Fry denies breaking the rules

Fry denies breaking the rules

BAR chief executive Nick Fry has denied that the team broke any rules after Jenson Button's car was found to be underweight in post-race scrutineering at Imola. The car complied with the minimum weight regulations initially but the stewards...

BAR chief executive Nick Fry has denied that the team broke any rules after Jenson Button's car was found to be underweight in post-race scrutineering at Imola. The car complied with the minimum weight regulations initially but the stewards decided to drain it of fuel and weigh it again, then it was underweight.

Jenson Button.
Photo by xpb.cc.

The stewards heard an explanation from BAR and decided no further action needed to be taken. However, the FIA then announced it intended to appeal the decision and the hearing is scheduled to take place on May 4th. BAR said it was surprised by the FIA's intention and Fry protested the team's innocence.

"This team is owned by two blue-chip international corporations with huge integrity," he told Reuters. "Does anyone really think that we would deliberately do anything against the rules? We've hidden nothing."

Some records
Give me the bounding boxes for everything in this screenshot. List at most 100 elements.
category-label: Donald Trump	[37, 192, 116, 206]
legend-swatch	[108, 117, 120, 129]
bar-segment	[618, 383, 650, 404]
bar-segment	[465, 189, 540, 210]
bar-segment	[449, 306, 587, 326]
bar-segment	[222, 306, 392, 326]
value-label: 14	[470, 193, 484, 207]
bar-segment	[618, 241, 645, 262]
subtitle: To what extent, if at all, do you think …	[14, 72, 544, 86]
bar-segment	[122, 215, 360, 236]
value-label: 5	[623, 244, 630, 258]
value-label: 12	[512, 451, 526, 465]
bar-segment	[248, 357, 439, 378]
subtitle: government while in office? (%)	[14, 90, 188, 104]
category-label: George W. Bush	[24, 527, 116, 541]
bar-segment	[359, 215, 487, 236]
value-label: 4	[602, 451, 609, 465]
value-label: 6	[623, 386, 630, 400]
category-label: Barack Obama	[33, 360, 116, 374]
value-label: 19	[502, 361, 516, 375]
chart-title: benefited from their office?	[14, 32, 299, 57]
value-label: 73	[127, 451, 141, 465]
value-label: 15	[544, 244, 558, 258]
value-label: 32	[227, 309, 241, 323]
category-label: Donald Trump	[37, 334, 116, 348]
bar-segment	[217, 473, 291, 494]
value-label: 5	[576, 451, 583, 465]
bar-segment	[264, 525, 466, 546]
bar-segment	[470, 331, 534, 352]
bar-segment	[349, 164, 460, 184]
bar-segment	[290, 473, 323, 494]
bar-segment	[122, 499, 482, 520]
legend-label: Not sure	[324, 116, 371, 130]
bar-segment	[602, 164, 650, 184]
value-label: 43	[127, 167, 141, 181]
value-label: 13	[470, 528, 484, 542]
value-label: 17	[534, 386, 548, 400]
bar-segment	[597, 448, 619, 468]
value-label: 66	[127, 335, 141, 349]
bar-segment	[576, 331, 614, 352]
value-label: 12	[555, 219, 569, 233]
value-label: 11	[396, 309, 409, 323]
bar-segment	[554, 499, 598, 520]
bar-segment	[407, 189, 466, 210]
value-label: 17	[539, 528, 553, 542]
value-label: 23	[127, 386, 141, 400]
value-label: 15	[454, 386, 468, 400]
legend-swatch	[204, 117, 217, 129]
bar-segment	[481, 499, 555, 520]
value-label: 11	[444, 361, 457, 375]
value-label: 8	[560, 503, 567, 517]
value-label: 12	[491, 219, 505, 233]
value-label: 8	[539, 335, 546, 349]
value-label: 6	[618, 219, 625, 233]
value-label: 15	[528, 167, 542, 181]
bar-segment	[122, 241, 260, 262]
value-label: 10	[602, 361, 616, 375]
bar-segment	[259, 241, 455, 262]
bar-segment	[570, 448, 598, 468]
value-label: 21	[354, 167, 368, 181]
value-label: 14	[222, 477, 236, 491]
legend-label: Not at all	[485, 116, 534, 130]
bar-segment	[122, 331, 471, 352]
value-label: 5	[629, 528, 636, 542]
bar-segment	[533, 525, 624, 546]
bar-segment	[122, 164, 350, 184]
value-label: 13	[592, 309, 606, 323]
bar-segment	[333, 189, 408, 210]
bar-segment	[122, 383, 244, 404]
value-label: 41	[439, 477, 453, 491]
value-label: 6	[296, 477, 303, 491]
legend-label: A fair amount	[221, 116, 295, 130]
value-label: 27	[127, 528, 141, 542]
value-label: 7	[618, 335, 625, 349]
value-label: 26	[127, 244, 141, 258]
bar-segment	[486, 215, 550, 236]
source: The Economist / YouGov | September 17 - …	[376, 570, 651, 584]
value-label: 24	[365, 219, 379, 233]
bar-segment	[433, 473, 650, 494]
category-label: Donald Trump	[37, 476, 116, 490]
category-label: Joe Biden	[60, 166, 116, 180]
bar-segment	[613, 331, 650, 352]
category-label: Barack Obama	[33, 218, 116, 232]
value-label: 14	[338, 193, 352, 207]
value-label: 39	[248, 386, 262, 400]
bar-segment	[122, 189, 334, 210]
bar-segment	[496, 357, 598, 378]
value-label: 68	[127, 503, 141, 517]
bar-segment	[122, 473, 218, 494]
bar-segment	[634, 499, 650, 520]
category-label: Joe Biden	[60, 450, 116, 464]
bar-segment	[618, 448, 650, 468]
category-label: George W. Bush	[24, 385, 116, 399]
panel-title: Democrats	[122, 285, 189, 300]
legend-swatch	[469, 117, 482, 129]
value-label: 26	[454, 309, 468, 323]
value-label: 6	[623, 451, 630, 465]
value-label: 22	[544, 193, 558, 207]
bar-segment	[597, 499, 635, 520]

- Brief A -
In the article about Nick Fry's denial, on what date is the FIA's appeal hearing scheduled?
- Brief B -
Transcribe part of the article about Nick Fry's denial. Begin at the words "Jenson Button." and stop after the words "the team's innocence.".
- Brief C -
Write the next part of the article about Nick Fry denying that BAR broke the rules, picking up after its final sentence.

- Right answer A -
The hearing is scheduled for May 4th.

- Right answer B -
Jenson Button.
Photo by xpb.cc.

The stewards heard an explanation from BAR and decided no further action needed to be taken. However, the FIA then announced it intended to appeal the decision and the hearing is scheduled to take place on May 4th. BAR said it was surprised by the FIA's intention and Fry protested the team's innocence.

- Right answer C -
Speculation suggests that BAR is using a secret fuel tank but Fry dismissed that, saying the car's fuel system only has a collecting device to run the pump. "The FIA has seen the device and inspected it several times before," he said. "They are fully familiar with the system."

It's unknown exactly what explanation was given to the stewards regarding the weight of Button's car, but BAR said in a statement "the team was able to demonstrate, using its own data and data gathered by the investigating stewards, that the car was above minimum weight at all times during the race".

It seems strange that the FIA is contesting the decision of its own stewards but some say the sport's governing body has additional information. Questions have been asked as to why the stewards decided to drain the BAR and reweigh it. Did they already have suspicions or were they prompted by someone else?

It's not unknown for cars to be drained and reweighed as part of post-race procedures and it could simply be that it was a normal decision. But it's been suggested that the uneasy politics in F1 at the moment could have given rise to a campaign against BAR.

Fry is confident that BAR will be proved right and said if anyone was working against the team for some reason, they would not be distracted by it. "Given the political situation in the sport we are concerned about everything," he commented.

"We are hanging on to the basic belief that right will prevail at the end. At no time was the car light and I don't think that we've done anything wrong. This is Formula One, the pinnacle of motor racing and it is very competitive. We're all aware of that, we're all big boys."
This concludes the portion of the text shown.